● EXERCISE BRIEF: Quote the records beneath, complete and exact. Leave out images.

─── MATERIAL

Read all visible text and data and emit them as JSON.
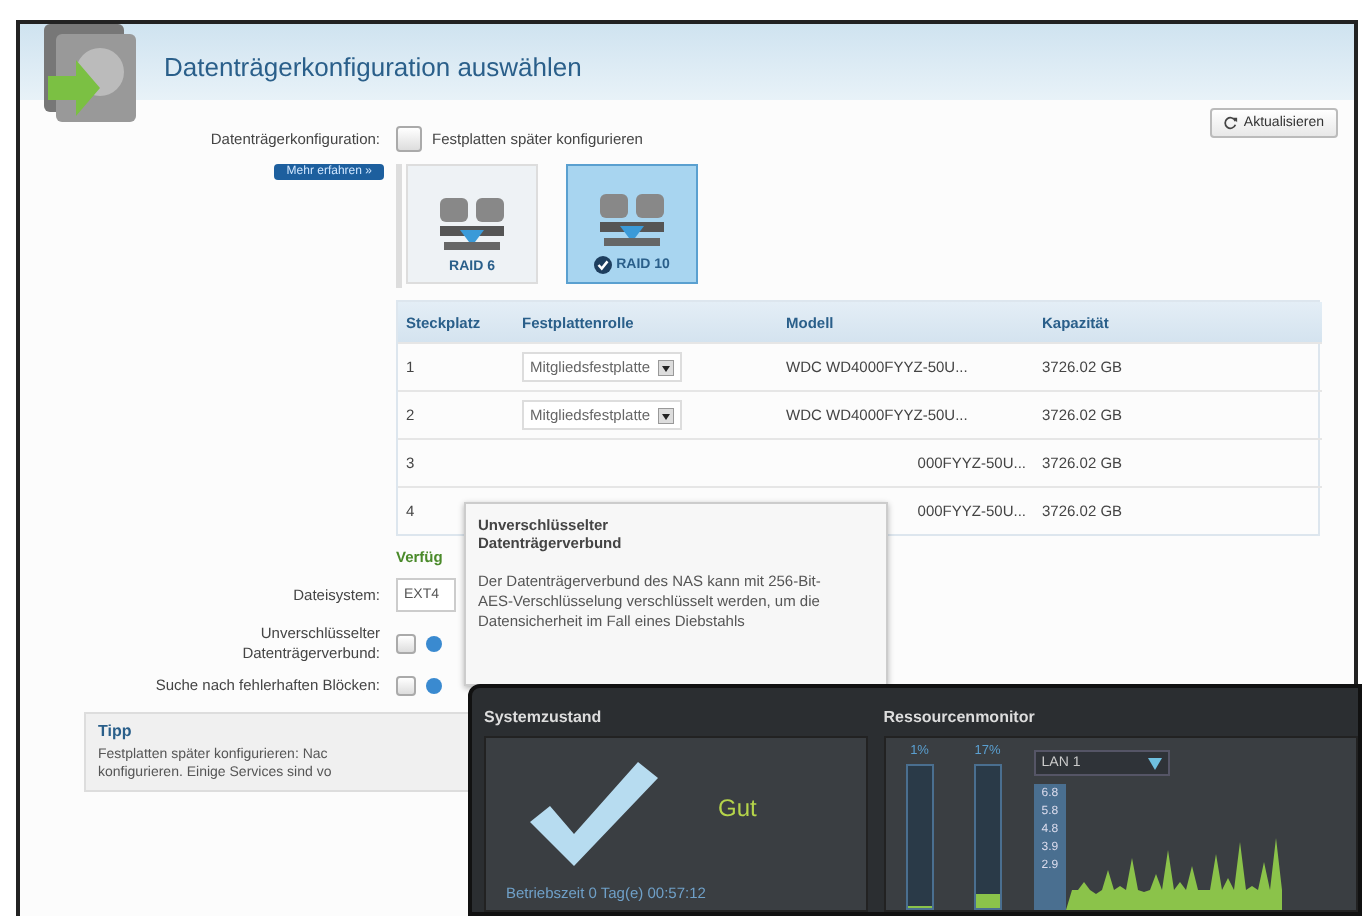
{
  "header": {
    "title": "Datenträgerkonfiguration auswählen"
  },
  "refresh_button": "Aktualisieren",
  "disk_config": {
    "label": "Datenträgerkonfiguration:",
    "checkbox_label": "Festplatten später konfigurieren",
    "checked": false
  },
  "learn_more": "Mehr erfahren »",
  "raid_options": [
    {
      "label": "RAID 6",
      "selected": false
    },
    {
      "label": "RAID 10",
      "selected": true
    }
  ],
  "table": {
    "columns": [
      "Steckplatz",
      "Festplattenrolle",
      "Modell",
      "Kapazität"
    ],
    "rows": [
      {
        "slot": "1",
        "role": "Mitgliedsfestplatte",
        "model": "WDC WD4000FYYZ-50U...",
        "capacity": "3726.02 GB"
      },
      {
        "slot": "2",
        "role": "Mitgliedsfestplatte",
        "model": "WDC WD4000FYYZ-50U...",
        "capacity": "3726.02 GB"
      },
      {
        "slot": "3",
        "model": "000FYYZ-50U...",
        "capacity": "3726.02 GB"
      },
      {
        "slot": "4",
        "model": "000FYYZ-50U...",
        "capacity": "3726.02 GB"
      }
    ]
  },
  "available_label": "Verfüg",
  "filesystem": {
    "label": "Dateisystem:",
    "value": "EXT4"
  },
  "options": [
    {
      "label": "Unverschlüsselter Datenträgerverbund:",
      "checked": false
    },
    {
      "label": "Suche nach fehlerhaften Blöcken:",
      "checked": false
    }
  ],
  "tip": {
    "title": "Tipp",
    "lines": [
      "Festplatten später konfigurieren: Nac",
      "konfigurieren. Einige Services sind vo"
    ]
  },
  "tooltip": {
    "title": "Unverschlüsselter Datenträgerverbund",
    "body": "Der Datenträgerverbund des NAS kann mit 256-Bit-AES-Verschlüsselung verschlüsselt werden, um die Datensicherheit im Fall eines Diebstahls"
  },
  "monitor_window": {
    "status_title": "Systemzustand",
    "status": "Gut",
    "uptime": "Betriebszeit 0 Tag(e) 00:57:12",
    "resource_title": "Ressourcenmonitor",
    "meters": [
      {
        "reading": "1%",
        "level": 0.02
      },
      {
        "reading": "17%",
        "level": 0.1
      }
    ],
    "network": "LAN 1",
    "scale": [
      "6.8",
      "5.8",
      "4.8",
      "3.9",
      "2.9"
    ]
  }
}
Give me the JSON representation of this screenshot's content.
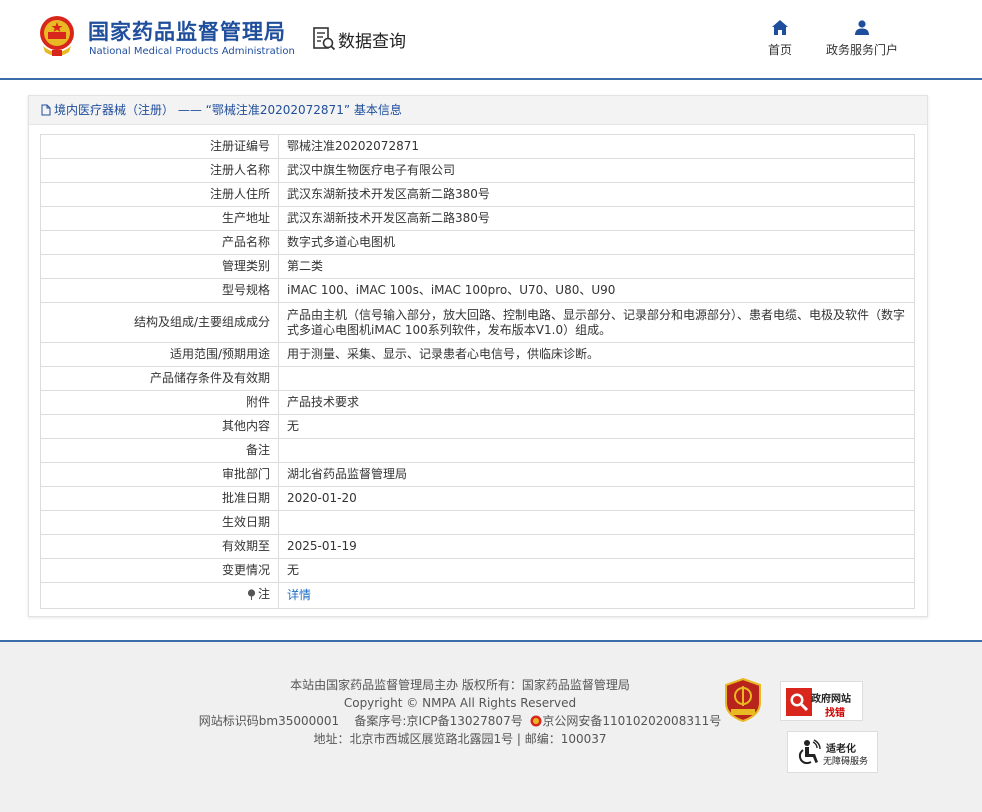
{
  "header": {
    "brand_cn": "国家药品监督管理局",
    "brand_en": "National Medical Products Administration",
    "query_label": "数据查询",
    "nav": [
      {
        "label": "首页",
        "icon": "home-icon"
      },
      {
        "label": "政务服务门户",
        "icon": "user-icon"
      }
    ]
  },
  "card": {
    "title": "境内医疗器械（注册） —— “鄂械注准20202072871” 基本信息"
  },
  "details": [
    {
      "key": "注册证编号",
      "value": "鄂械注准20202072871"
    },
    {
      "key": "注册人名称",
      "value": "武汉中旗生物医疗电子有限公司"
    },
    {
      "key": "注册人住所",
      "value": "武汉东湖新技术开发区高新二路380号"
    },
    {
      "key": "生产地址",
      "value": "武汉东湖新技术开发区高新二路380号"
    },
    {
      "key": "产品名称",
      "value": "数字式多道心电图机"
    },
    {
      "key": "管理类别",
      "value": "第二类"
    },
    {
      "key": "型号规格",
      "value": "iMAC 100、iMAC 100s、iMAC 100pro、U70、U80、U90"
    },
    {
      "key": "结构及组成/主要组成成分",
      "value": "产品由主机（信号输入部分，放大回路、控制电路、显示部分、记录部分和电源部分）、患者电缆、电极及软件（数字式多道心电图机iMAC 100系列软件，发布版本V1.0）组成。"
    },
    {
      "key": "适用范围/预期用途",
      "value": "用于测量、采集、显示、记录患者心电信号，供临床诊断。"
    },
    {
      "key": "产品储存条件及有效期",
      "value": ""
    },
    {
      "key": "附件",
      "value": "产品技术要求"
    },
    {
      "key": "其他内容",
      "value": "无"
    },
    {
      "key": "备注",
      "value": ""
    },
    {
      "key": "审批部门",
      "value": "湖北省药品监督管理局"
    },
    {
      "key": "批准日期",
      "value": "2020-01-20"
    },
    {
      "key": "生效日期",
      "value": ""
    },
    {
      "key": "有效期至",
      "value": "2025-01-19"
    },
    {
      "key": "变更情况",
      "value": "无"
    }
  ],
  "note_row": {
    "key": "注",
    "link": "详情"
  },
  "footer": {
    "line1": "本站由国家药品监督管理局主办 版权所有：国家药品监督管理局",
    "line2": "Copyright © NMPA All Rights Reserved",
    "site_id": "网站标识码bm35000001",
    "icp": "备案序号:京ICP备13027807号",
    "police": "京公网安备11010202008311号",
    "address": "地址：北京市西城区展览路北露园1号 | 邮编：100037",
    "badge_error_1": "政府网站",
    "badge_error_2": "找错",
    "badge_access_1": "适老化",
    "badge_access_2": "无障碍服务"
  },
  "colors": {
    "brand_blue": "#1f4e9c",
    "link_blue": "#1f6fc7",
    "divider_blue": "#3a6ea8"
  }
}
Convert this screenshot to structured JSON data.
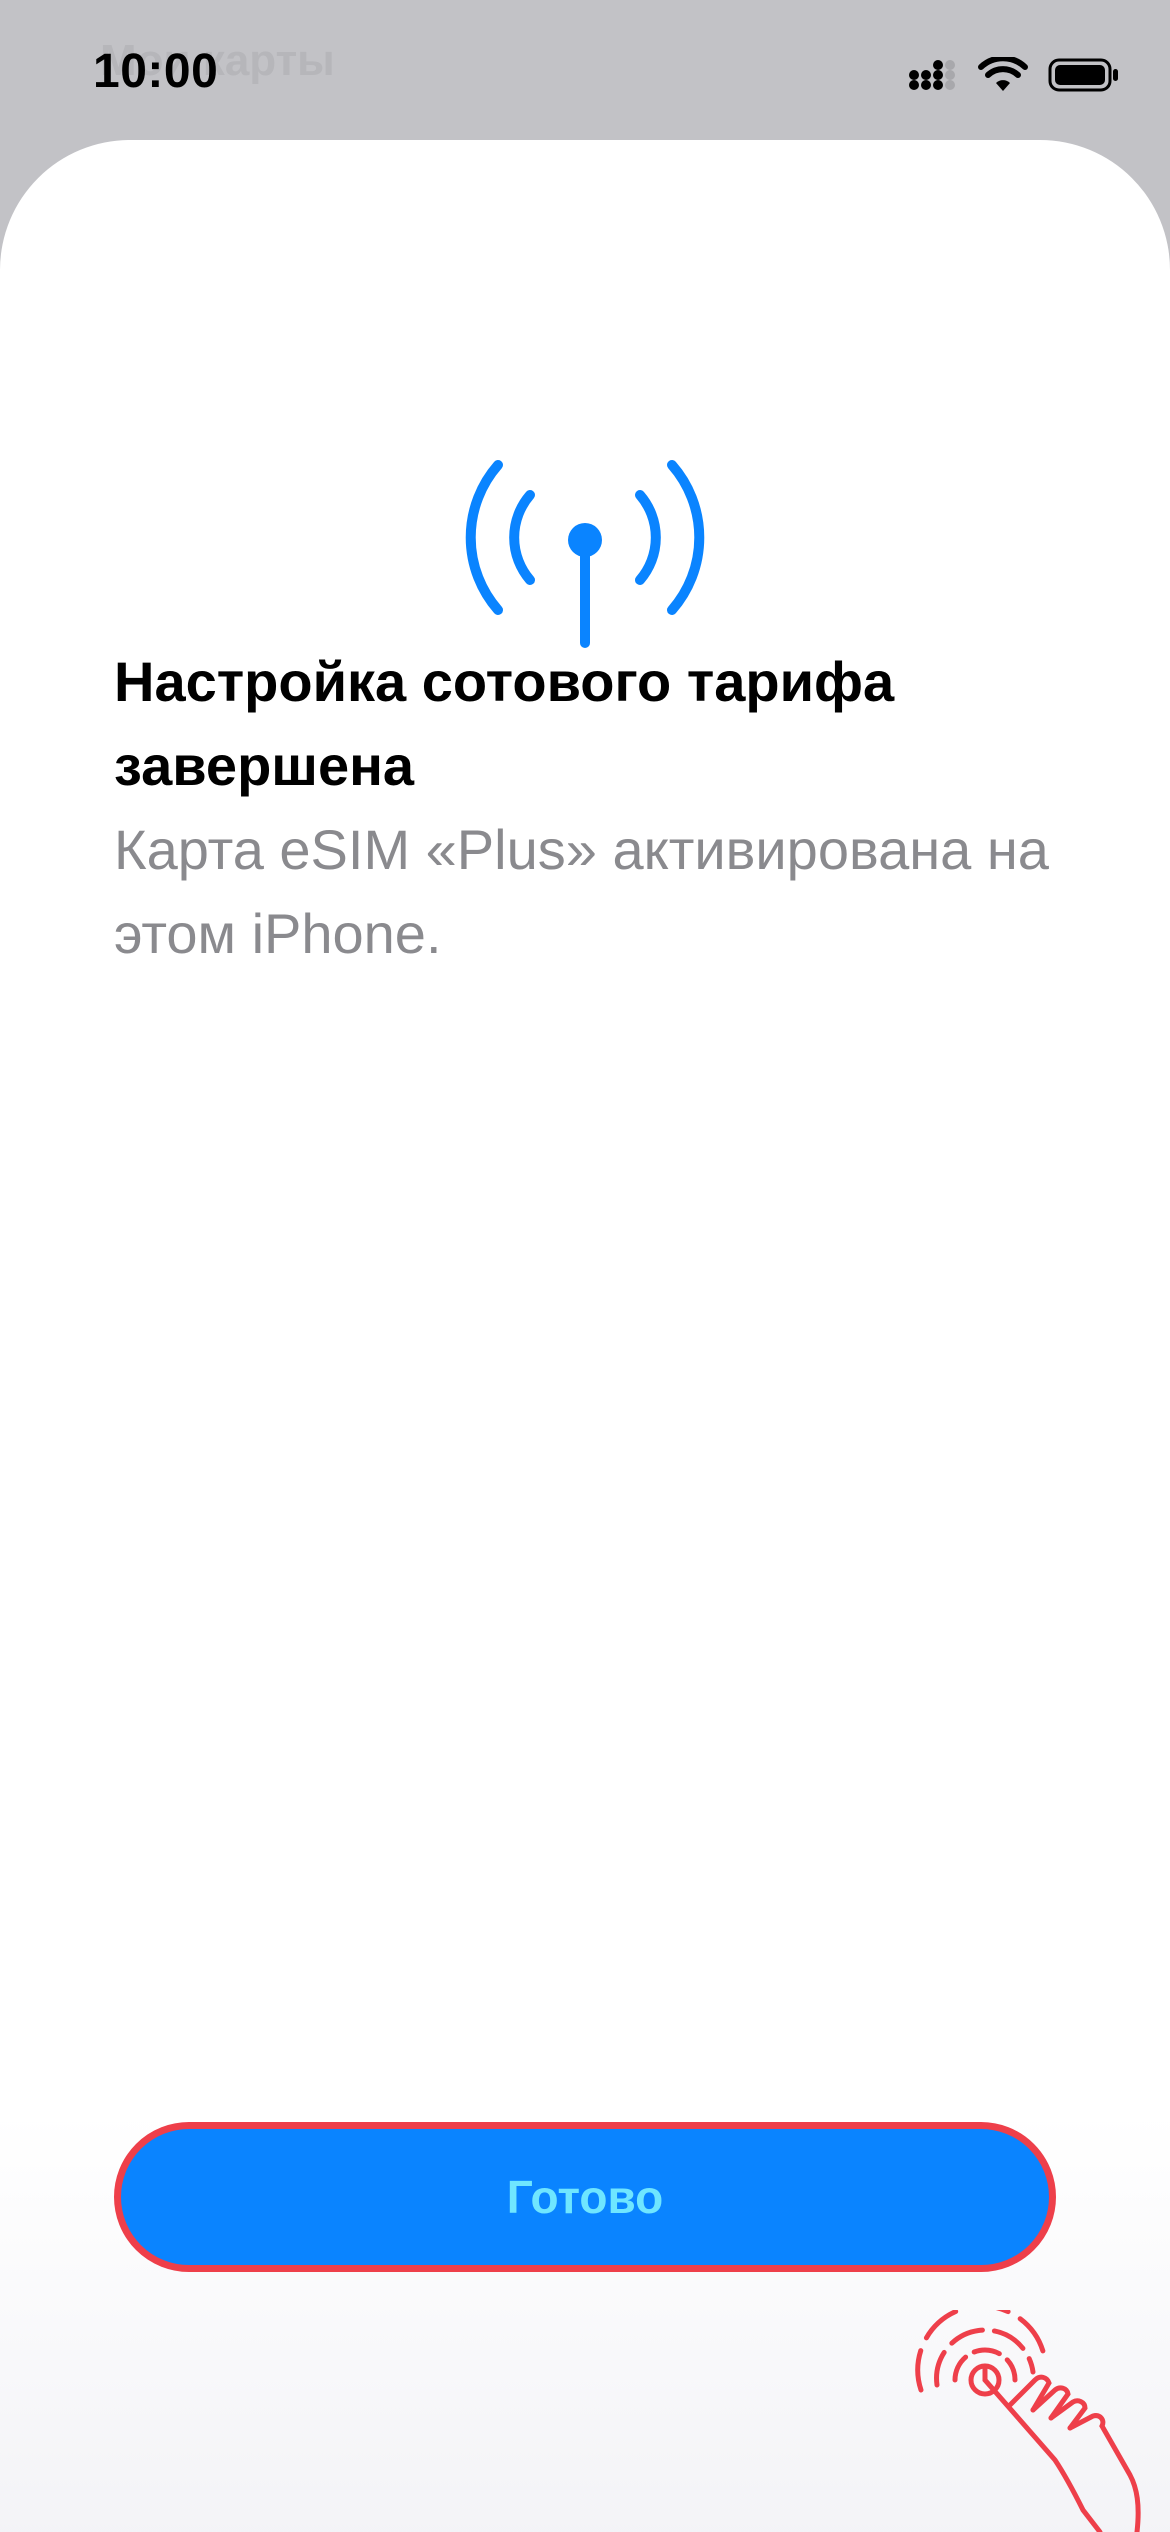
{
  "status_bar": {
    "time": "10:00",
    "ghost_text": "Мои карты",
    "icons": [
      "cellular-signal-icon",
      "wifi-icon",
      "battery-icon"
    ]
  },
  "content": {
    "icon": "antenna-signal-icon",
    "title": "Настройка сотового тарифа завершена",
    "subtitle": "Карта eSIM «Plus» активирована на этом iPhone."
  },
  "footer": {
    "done_label": "Готово"
  },
  "colors": {
    "accent": "#0A84FF",
    "highlight": "#EE3F4A",
    "button_text": "#6FE6FF",
    "secondary_text": "#8A8A8E",
    "backdrop": "#C2C2C6"
  }
}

──────

● FULL RESPONSE:
Read all visible text and data and emit them as JSON.
{
  "header": {
    "title": "Datenträgerkonfiguration auswählen"
  },
  "refresh_button": "Aktualisieren",
  "disk_config": {
    "label": "Datenträgerkonfiguration:",
    "checkbox_label": "Festplatten später konfigurieren",
    "checked": false
  },
  "learn_more": "Mehr erfahren »",
  "raid_options": [
    {
      "label": "RAID 6",
      "selected": false
    },
    {
      "label": "RAID 10",
      "selected": true
    }
  ],
  "table": {
    "columns": [
      "Steckplatz",
      "Festplattenrolle",
      "Modell",
      "Kapazität"
    ],
    "rows": [
      {
        "slot": "1",
        "role": "Mitgliedsfestplatte",
        "model": "WDC WD4000FYYZ-50U...",
        "capacity": "3726.02 GB"
      },
      {
        "slot": "2",
        "role": "Mitgliedsfestplatte",
        "model": "WDC WD4000FYYZ-50U...",
        "capacity": "3726.02 GB"
      },
      {
        "slot": "3",
        "model": "000FYYZ-50U...",
        "capacity": "3726.02 GB"
      },
      {
        "slot": "4",
        "model": "000FYYZ-50U...",
        "capacity": "3726.02 GB"
      }
    ]
  },
  "available_label": "Verfüg",
  "filesystem": {
    "label": "Dateisystem:",
    "value": "EXT4"
  },
  "options": [
    {
      "label": "Unverschlüsselter Datenträgerverbund:",
      "checked": false
    },
    {
      "label": "Suche nach fehlerhaften Blöcken:",
      "checked": false
    }
  ],
  "tip": {
    "title": "Tipp",
    "lines": [
      "Festplatten später konfigurieren: Nac",
      "konfigurieren. Einige Services sind vo"
    ]
  },
  "tooltip": {
    "title": "Unverschlüsselter Datenträgerverbund",
    "body": "Der Datenträgerverbund des NAS kann mit 256-Bit-AES-Verschlüsselung verschlüsselt werden, um die Datensicherheit im Fall eines Diebstahls"
  },
  "monitor_window": {
    "status_title": "Systemzustand",
    "status": "Gut",
    "uptime": "Betriebszeit 0 Tag(e) 00:57:12",
    "resource_title": "Ressourcenmonitor",
    "meters": [
      {
        "reading": "1%",
        "level": 0.02
      },
      {
        "reading": "17%",
        "level": 0.1
      }
    ],
    "network": "LAN 1",
    "scale": [
      "6.8",
      "5.8",
      "4.8",
      "3.9",
      "2.9"
    ]
  }
}
Give me the JSON representation of this screenshot's content.
{
  "header": {
    "brand_cn": "国家药品监督管理局",
    "brand_en": "National Medical Products Administration",
    "query_label": "数据查询",
    "nav": [
      {
        "label": "首页",
        "icon": "home-icon"
      },
      {
        "label": "政务服务门户",
        "icon": "user-icon"
      }
    ]
  },
  "card": {
    "title": "境内医疗器械（注册） —— “鄂械注准20202072871” 基本信息"
  },
  "details": [
    {
      "key": "注册证编号",
      "value": "鄂械注准20202072871"
    },
    {
      "key": "注册人名称",
      "value": "武汉中旗生物医疗电子有限公司"
    },
    {
      "key": "注册人住所",
      "value": "武汉东湖新技术开发区高新二路380号"
    },
    {
      "key": "生产地址",
      "value": "武汉东湖新技术开发区高新二路380号"
    },
    {
      "key": "产品名称",
      "value": "数字式多道心电图机"
    },
    {
      "key": "管理类别",
      "value": "第二类"
    },
    {
      "key": "型号规格",
      "value": "iMAC 100、iMAC 100s、iMAC 100pro、U70、U80、U90"
    },
    {
      "key": "结构及组成/主要组成成分",
      "value": "产品由主机（信号输入部分，放大回路、控制电路、显示部分、记录部分和电源部分）、患者电缆、电极及软件（数字式多道心电图机iMAC 100系列软件，发布版本V1.0）组成。"
    },
    {
      "key": "适用范围/预期用途",
      "value": "用于测量、采集、显示、记录患者心电信号，供临床诊断。"
    },
    {
      "key": "产品储存条件及有效期",
      "value": ""
    },
    {
      "key": "附件",
      "value": "产品技术要求"
    },
    {
      "key": "其他内容",
      "value": "无"
    },
    {
      "key": "备注",
      "value": ""
    },
    {
      "key": "审批部门",
      "value": "湖北省药品监督管理局"
    },
    {
      "key": "批准日期",
      "value": "2020-01-20"
    },
    {
      "key": "生效日期",
      "value": ""
    },
    {
      "key": "有效期至",
      "value": "2025-01-19"
    },
    {
      "key": "变更情况",
      "value": "无"
    }
  ],
  "note_row": {
    "key": "注",
    "link": "详情"
  },
  "footer": {
    "line1": "本站由国家药品监督管理局主办 版权所有：国家药品监督管理局",
    "line2": "Copyright © NMPA All Rights Reserved",
    "site_id": "网站标识码bm35000001",
    "icp": "备案序号:京ICP备13027807号",
    "police": "京公网安备11010202008311号",
    "address": "地址：北京市西城区展览路北露园1号 | 邮编：100037",
    "badge_error_1": "政府网站",
    "badge_error_2": "找错",
    "badge_access_1": "适老化",
    "badge_access_2": "无障碍服务"
  },
  "colors": {
    "brand_blue": "#1f4e9c",
    "link_blue": "#1f6fc7",
    "divider_blue": "#3a6ea8"
  }
}
Convert this screenshot to structured JSON data.
{
  "status_bar": {
    "time": "10:00",
    "ghost_text": "Мои карты",
    "icons": [
      "cellular-signal-icon",
      "wifi-icon",
      "battery-icon"
    ]
  },
  "content": {
    "icon": "antenna-signal-icon",
    "title": "Настройка сотового тарифа завершена",
    "subtitle": "Карта eSIM «Plus» активирована на этом iPhone."
  },
  "footer": {
    "done_label": "Готово"
  },
  "colors": {
    "accent": "#0A84FF",
    "highlight": "#EE3F4A",
    "button_text": "#6FE6FF",
    "secondary_text": "#8A8A8E",
    "backdrop": "#C2C2C6"
  }
}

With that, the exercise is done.